**EXERCISE PROMPT:** Go through the entries below and write each one out exactly.

**EXTRACTED MATERIAL:**
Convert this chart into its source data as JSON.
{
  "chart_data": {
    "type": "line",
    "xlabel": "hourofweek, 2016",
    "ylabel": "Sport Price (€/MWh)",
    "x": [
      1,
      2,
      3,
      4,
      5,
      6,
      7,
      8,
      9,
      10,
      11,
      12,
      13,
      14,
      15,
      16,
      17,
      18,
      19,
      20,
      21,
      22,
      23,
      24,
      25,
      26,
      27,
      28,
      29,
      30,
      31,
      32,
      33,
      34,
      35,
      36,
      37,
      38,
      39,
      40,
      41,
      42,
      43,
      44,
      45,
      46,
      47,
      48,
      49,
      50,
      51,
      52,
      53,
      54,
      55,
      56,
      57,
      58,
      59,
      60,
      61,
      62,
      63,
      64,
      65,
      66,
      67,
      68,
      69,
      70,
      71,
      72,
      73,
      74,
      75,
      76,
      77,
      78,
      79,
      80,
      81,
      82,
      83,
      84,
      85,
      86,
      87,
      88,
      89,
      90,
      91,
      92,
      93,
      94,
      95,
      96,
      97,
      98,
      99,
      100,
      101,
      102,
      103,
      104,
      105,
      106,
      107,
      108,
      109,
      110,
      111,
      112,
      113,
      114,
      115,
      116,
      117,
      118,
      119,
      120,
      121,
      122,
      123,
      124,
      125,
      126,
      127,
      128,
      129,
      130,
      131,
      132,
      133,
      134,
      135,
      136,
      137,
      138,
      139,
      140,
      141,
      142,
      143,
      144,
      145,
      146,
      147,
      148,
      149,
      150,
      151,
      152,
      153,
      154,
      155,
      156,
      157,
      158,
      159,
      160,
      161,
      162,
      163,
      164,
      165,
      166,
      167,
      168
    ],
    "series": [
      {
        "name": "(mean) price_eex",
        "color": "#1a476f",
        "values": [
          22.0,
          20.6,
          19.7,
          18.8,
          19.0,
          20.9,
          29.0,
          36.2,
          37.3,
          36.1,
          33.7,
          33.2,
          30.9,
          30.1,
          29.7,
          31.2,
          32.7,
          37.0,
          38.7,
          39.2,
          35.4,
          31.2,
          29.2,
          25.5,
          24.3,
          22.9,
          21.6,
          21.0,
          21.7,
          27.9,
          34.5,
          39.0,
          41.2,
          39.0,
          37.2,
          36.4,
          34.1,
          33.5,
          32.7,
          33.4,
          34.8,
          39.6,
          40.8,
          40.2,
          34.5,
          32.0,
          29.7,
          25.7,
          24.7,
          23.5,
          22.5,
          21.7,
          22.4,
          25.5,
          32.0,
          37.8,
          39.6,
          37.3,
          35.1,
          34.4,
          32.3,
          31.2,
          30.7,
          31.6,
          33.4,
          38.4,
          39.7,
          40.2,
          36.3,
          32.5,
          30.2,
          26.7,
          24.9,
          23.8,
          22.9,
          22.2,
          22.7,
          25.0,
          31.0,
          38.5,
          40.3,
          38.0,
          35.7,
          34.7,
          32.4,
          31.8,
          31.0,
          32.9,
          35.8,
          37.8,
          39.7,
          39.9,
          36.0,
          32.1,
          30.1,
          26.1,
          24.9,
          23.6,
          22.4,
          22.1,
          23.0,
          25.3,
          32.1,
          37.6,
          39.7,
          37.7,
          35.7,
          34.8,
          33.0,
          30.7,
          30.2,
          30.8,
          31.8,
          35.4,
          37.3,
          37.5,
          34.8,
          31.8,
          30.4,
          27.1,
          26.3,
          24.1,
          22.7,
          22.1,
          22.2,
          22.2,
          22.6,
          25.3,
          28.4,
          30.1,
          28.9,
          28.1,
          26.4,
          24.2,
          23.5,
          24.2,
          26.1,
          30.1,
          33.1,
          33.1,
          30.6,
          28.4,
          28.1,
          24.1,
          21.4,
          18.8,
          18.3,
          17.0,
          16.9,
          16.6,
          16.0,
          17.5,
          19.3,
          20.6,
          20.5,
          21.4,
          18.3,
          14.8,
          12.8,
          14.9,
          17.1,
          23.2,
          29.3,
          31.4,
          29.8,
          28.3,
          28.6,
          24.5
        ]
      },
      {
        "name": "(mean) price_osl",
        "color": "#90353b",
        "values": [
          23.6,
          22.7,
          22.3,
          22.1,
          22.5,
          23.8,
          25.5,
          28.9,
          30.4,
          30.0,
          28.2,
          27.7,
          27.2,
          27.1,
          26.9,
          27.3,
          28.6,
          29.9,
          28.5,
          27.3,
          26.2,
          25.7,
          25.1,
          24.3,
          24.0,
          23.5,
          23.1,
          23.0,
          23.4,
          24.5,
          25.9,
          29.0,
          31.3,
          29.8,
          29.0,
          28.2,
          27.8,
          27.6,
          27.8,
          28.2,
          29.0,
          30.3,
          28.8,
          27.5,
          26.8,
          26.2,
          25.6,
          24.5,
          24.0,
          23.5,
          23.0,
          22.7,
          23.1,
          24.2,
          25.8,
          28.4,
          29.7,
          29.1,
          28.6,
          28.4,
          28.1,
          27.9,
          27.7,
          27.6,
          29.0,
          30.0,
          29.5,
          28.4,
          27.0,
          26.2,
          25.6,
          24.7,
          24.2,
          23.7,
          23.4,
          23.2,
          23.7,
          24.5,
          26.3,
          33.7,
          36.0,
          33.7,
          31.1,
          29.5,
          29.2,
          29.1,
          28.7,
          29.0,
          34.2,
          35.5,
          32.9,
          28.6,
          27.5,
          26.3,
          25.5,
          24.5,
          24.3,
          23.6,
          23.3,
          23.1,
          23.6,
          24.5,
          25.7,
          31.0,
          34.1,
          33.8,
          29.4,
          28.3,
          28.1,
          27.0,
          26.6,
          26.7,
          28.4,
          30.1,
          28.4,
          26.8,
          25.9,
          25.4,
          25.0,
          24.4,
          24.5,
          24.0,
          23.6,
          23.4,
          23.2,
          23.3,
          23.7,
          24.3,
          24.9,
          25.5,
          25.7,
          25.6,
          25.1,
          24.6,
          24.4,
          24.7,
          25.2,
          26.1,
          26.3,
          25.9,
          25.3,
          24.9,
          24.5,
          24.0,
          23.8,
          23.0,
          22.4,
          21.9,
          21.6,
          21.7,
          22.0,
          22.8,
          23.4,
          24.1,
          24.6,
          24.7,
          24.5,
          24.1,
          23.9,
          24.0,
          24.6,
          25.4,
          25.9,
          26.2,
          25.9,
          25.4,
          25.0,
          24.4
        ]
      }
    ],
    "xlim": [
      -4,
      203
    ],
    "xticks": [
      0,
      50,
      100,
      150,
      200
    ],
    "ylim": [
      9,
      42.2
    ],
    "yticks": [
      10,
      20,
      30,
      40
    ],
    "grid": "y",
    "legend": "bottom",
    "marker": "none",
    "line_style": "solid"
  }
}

**THE ANSWER:**
Convert this chart into its source data as JSON.
{
  "chart_data": {
    "type": "line",
    "xlabel": "hourofweek, 2016",
    "ylabel": "Sport Price (€/MWh)",
    "x": [
      1,
      2,
      3,
      4,
      5,
      6,
      7,
      8,
      9,
      10,
      11,
      12,
      13,
      14,
      15,
      16,
      17,
      18,
      19,
      20,
      21,
      22,
      23,
      24,
      25,
      26,
      27,
      28,
      29,
      30,
      31,
      32,
      33,
      34,
      35,
      36,
      37,
      38,
      39,
      40,
      41,
      42,
      43,
      44,
      45,
      46,
      47,
      48,
      49,
      50,
      51,
      52,
      53,
      54,
      55,
      56,
      57,
      58,
      59,
      60,
      61,
      62,
      63,
      64,
      65,
      66,
      67,
      68,
      69,
      70,
      71,
      72,
      73,
      74,
      75,
      76,
      77,
      78,
      79,
      80,
      81,
      82,
      83,
      84,
      85,
      86,
      87,
      88,
      89,
      90,
      91,
      92,
      93,
      94,
      95,
      96,
      97,
      98,
      99,
      100,
      101,
      102,
      103,
      104,
      105,
      106,
      107,
      108,
      109,
      110,
      111,
      112,
      113,
      114,
      115,
      116,
      117,
      118,
      119,
      120,
      121,
      122,
      123,
      124,
      125,
      126,
      127,
      128,
      129,
      130,
      131,
      132,
      133,
      134,
      135,
      136,
      137,
      138,
      139,
      140,
      141,
      142,
      143,
      144,
      145,
      146,
      147,
      148,
      149,
      150,
      151,
      152,
      153,
      154,
      155,
      156,
      157,
      158,
      159,
      160,
      161,
      162,
      163,
      164,
      165,
      166,
      167,
      168
    ],
    "series": [
      {
        "name": "(mean) price_eex",
        "color": "#1a476f",
        "values": [
          22.0,
          20.6,
          19.7,
          18.8,
          19.0,
          20.9,
          29.0,
          36.2,
          37.3,
          36.1,
          33.7,
          33.2,
          30.9,
          30.1,
          29.7,
          31.2,
          32.7,
          37.0,
          38.7,
          39.2,
          35.4,
          31.2,
          29.2,
          25.5,
          24.3,
          22.9,
          21.6,
          21.0,
          21.7,
          27.9,
          34.5,
          39.0,
          41.2,
          39.0,
          37.2,
          36.4,
          34.1,
          33.5,
          32.7,
          33.4,
          34.8,
          39.6,
          40.8,
          40.2,
          34.5,
          32.0,
          29.7,
          25.7,
          24.7,
          23.5,
          22.5,
          21.7,
          22.4,
          25.5,
          32.0,
          37.8,
          39.6,
          37.3,
          35.1,
          34.4,
          32.3,
          31.2,
          30.7,
          31.6,
          33.4,
          38.4,
          39.7,
          40.2,
          36.3,
          32.5,
          30.2,
          26.7,
          24.9,
          23.8,
          22.9,
          22.2,
          22.7,
          25.0,
          31.0,
          38.5,
          40.3,
          38.0,
          35.7,
          34.7,
          32.4,
          31.8,
          31.0,
          32.9,
          35.8,
          37.8,
          39.7,
          39.9,
          36.0,
          32.1,
          30.1,
          26.1,
          24.9,
          23.6,
          22.4,
          22.1,
          23.0,
          25.3,
          32.1,
          37.6,
          39.7,
          37.7,
          35.7,
          34.8,
          33.0,
          30.7,
          30.2,
          30.8,
          31.8,
          35.4,
          37.3,
          37.5,
          34.8,
          31.8,
          30.4,
          27.1,
          26.3,
          24.1,
          22.7,
          22.1,
          22.2,
          22.2,
          22.6,
          25.3,
          28.4,
          30.1,
          28.9,
          28.1,
          26.4,
          24.2,
          23.5,
          24.2,
          26.1,
          30.1,
          33.1,
          33.1,
          30.6,
          28.4,
          28.1,
          24.1,
          21.4,
          18.8,
          18.3,
          17.0,
          16.9,
          16.6,
          16.0,
          17.5,
          19.3,
          20.6,
          20.5,
          21.4,
          18.3,
          14.8,
          12.8,
          14.9,
          17.1,
          23.2,
          29.3,
          31.4,
          29.8,
          28.3,
          28.6,
          24.5
        ]
      },
      {
        "name": "(mean) price_osl",
        "color": "#90353b",
        "values": [
          23.6,
          22.7,
          22.3,
          22.1,
          22.5,
          23.8,
          25.5,
          28.9,
          30.4,
          30.0,
          28.2,
          27.7,
          27.2,
          27.1,
          26.9,
          27.3,
          28.6,
          29.9,
          28.5,
          27.3,
          26.2,
          25.7,
          25.1,
          24.3,
          24.0,
          23.5,
          23.1,
          23.0,
          23.4,
          24.5,
          25.9,
          29.0,
          31.3,
          29.8,
          29.0,
          28.2,
          27.8,
          27.6,
          27.8,
          28.2,
          29.0,
          30.3,
          28.8,
          27.5,
          26.8,
          26.2,
          25.6,
          24.5,
          24.0,
          23.5,
          23.0,
          22.7,
          23.1,
          24.2,
          25.8,
          28.4,
          29.7,
          29.1,
          28.6,
          28.4,
          28.1,
          27.9,
          27.7,
          27.6,
          29.0,
          30.0,
          29.5,
          28.4,
          27.0,
          26.2,
          25.6,
          24.7,
          24.2,
          23.7,
          23.4,
          23.2,
          23.7,
          24.5,
          26.3,
          33.7,
          36.0,
          33.7,
          31.1,
          29.5,
          29.2,
          29.1,
          28.7,
          29.0,
          34.2,
          35.5,
          32.9,
          28.6,
          27.5,
          26.3,
          25.5,
          24.5,
          24.3,
          23.6,
          23.3,
          23.1,
          23.6,
          24.5,
          25.7,
          31.0,
          34.1,
          33.8,
          29.4,
          28.3,
          28.1,
          27.0,
          26.6,
          26.7,
          28.4,
          30.1,
          28.4,
          26.8,
          25.9,
          25.4,
          25.0,
          24.4,
          24.5,
          24.0,
          23.6,
          23.4,
          23.2,
          23.3,
          23.7,
          24.3,
          24.9,
          25.5,
          25.7,
          25.6,
          25.1,
          24.6,
          24.4,
          24.7,
          25.2,
          26.1,
          26.3,
          25.9,
          25.3,
          24.9,
          24.5,
          24.0,
          23.8,
          23.0,
          22.4,
          21.9,
          21.6,
          21.7,
          22.0,
          22.8,
          23.4,
          24.1,
          24.6,
          24.7,
          24.5,
          24.1,
          23.9,
          24.0,
          24.6,
          25.4,
          25.9,
          26.2,
          25.9,
          25.4,
          25.0,
          24.4
        ]
      }
    ],
    "xlim": [
      -4,
      203
    ],
    "xticks": [
      0,
      50,
      100,
      150,
      200
    ],
    "ylim": [
      9,
      42.2
    ],
    "yticks": [
      10,
      20,
      30,
      40
    ],
    "grid": "y",
    "legend": "bottom",
    "marker": "none",
    "line_style": "solid"
  }
}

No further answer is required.